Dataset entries
▬▬▬
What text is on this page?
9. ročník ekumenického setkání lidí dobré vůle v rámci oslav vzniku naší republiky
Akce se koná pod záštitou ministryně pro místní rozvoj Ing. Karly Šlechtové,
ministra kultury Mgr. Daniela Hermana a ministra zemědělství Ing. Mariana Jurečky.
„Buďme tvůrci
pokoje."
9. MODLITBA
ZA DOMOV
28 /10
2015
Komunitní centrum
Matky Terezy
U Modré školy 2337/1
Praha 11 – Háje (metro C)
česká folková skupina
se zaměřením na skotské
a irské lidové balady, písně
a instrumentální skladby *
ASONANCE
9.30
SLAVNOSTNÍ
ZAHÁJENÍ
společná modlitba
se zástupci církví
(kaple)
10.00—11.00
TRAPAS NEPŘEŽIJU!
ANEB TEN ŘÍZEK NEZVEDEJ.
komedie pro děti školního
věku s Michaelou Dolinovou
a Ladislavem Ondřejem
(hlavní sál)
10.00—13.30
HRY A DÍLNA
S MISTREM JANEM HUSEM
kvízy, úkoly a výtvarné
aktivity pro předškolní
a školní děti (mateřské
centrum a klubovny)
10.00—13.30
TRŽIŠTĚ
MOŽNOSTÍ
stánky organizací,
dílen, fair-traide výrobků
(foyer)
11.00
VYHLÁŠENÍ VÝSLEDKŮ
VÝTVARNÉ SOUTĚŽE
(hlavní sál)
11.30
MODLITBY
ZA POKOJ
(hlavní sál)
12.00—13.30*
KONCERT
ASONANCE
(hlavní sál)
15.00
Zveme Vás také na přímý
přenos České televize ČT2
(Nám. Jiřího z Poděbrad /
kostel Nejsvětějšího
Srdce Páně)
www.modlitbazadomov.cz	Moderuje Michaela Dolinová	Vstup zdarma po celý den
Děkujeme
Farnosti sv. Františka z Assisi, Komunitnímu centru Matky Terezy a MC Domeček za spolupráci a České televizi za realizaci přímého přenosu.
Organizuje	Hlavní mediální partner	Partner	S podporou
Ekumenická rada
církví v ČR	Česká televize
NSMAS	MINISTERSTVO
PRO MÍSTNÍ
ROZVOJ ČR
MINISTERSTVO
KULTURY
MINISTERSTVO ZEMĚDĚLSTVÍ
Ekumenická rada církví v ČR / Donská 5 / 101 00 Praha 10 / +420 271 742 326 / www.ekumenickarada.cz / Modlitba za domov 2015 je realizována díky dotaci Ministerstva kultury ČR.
▬▬▬
WHAT TO WORK ON
Set down the listing in full, keeping every word exactly as it is.

ANSWER FOR THIS EXERCISE
What text is on this page?
9. ročník ekumenického setkání lidí dobré vůle v rámci oslav vzniku naší republiky
Akce se koná pod záštitou ministryně pro místní rozvoj Ing. Karly Šlechtové,
ministra kultury Mgr. Daniela Hermana a ministra zemědělství Ing. Mariana Jurečky.
„Buďme tvůrci
pokoje."
9. MODLITBA
ZA DOMOV
28 /10
2015
Komunitní centrum
Matky Terezy
U Modré školy 2337/1
Praha 11 – Háje (metro C)
česká folková skupina
se zaměřením na skotské
a irské lidové balady, písně
a instrumentální skladby *
ASONANCE
9.30
SLAVNOSTNÍ
ZAHÁJENÍ
společná modlitba
se zástupci církví
(kaple)
10.00—11.00
TRAPAS NEPŘEŽIJU!
ANEB TEN ŘÍZEK NEZVEDEJ.
komedie pro děti školního
věku s Michaelou Dolinovou
a Ladislavem Ondřejem
(hlavní sál)
10.00—13.30
HRY A DÍLNA
S MISTREM JANEM HUSEM
kvízy, úkoly a výtvarné
aktivity pro předškolní
a školní děti (mateřské
centrum a klubovny)
10.00—13.30
TRŽIŠTĚ
MOŽNOSTÍ
stánky organizací,
dílen, fair-traide výrobků
(foyer)
11.00
VYHLÁŠENÍ VÝSLEDKŮ
VÝTVARNÉ SOUTĚŽE
(hlavní sál)
11.30
MODLITBY
ZA POKOJ
(hlavní sál)
12.00—13.30*
KONCERT
ASONANCE
(hlavní sál)
15.00
Zveme Vás také na přímý
přenos České televize ČT2
(Nám. Jiřího z Poděbrad /
kostel Nejsvětějšího
Srdce Páně)
www.modlitbazadomov.cz	Moderuje Michaela Dolinová	Vstup zdarma po celý den
Děkujeme
Farnosti sv. Františka z Assisi, Komunitnímu centru Matky Terezy a MC Domeček za spolupráci a České televizi za realizaci přímého přenosu.
Organizuje	Hlavní mediální partner	Partner	S podporou
Ekumenická rada
církví v ČR	Česká televize
NSMAS	MINISTERSTVO
PRO MÍSTNÍ
ROZVOJ ČR
MINISTERSTVO
KULTURY
MINISTERSTVO ZEMĚDĚLSTVÍ
Ekumenická rada církví v ČR / Donská 5 / 101 00 Praha 10 / +420 271 742 326 / www.ekumenickarada.cz / Modlitba za domov 2015 je realizována díky dotaci Ministerstva kultury ČR.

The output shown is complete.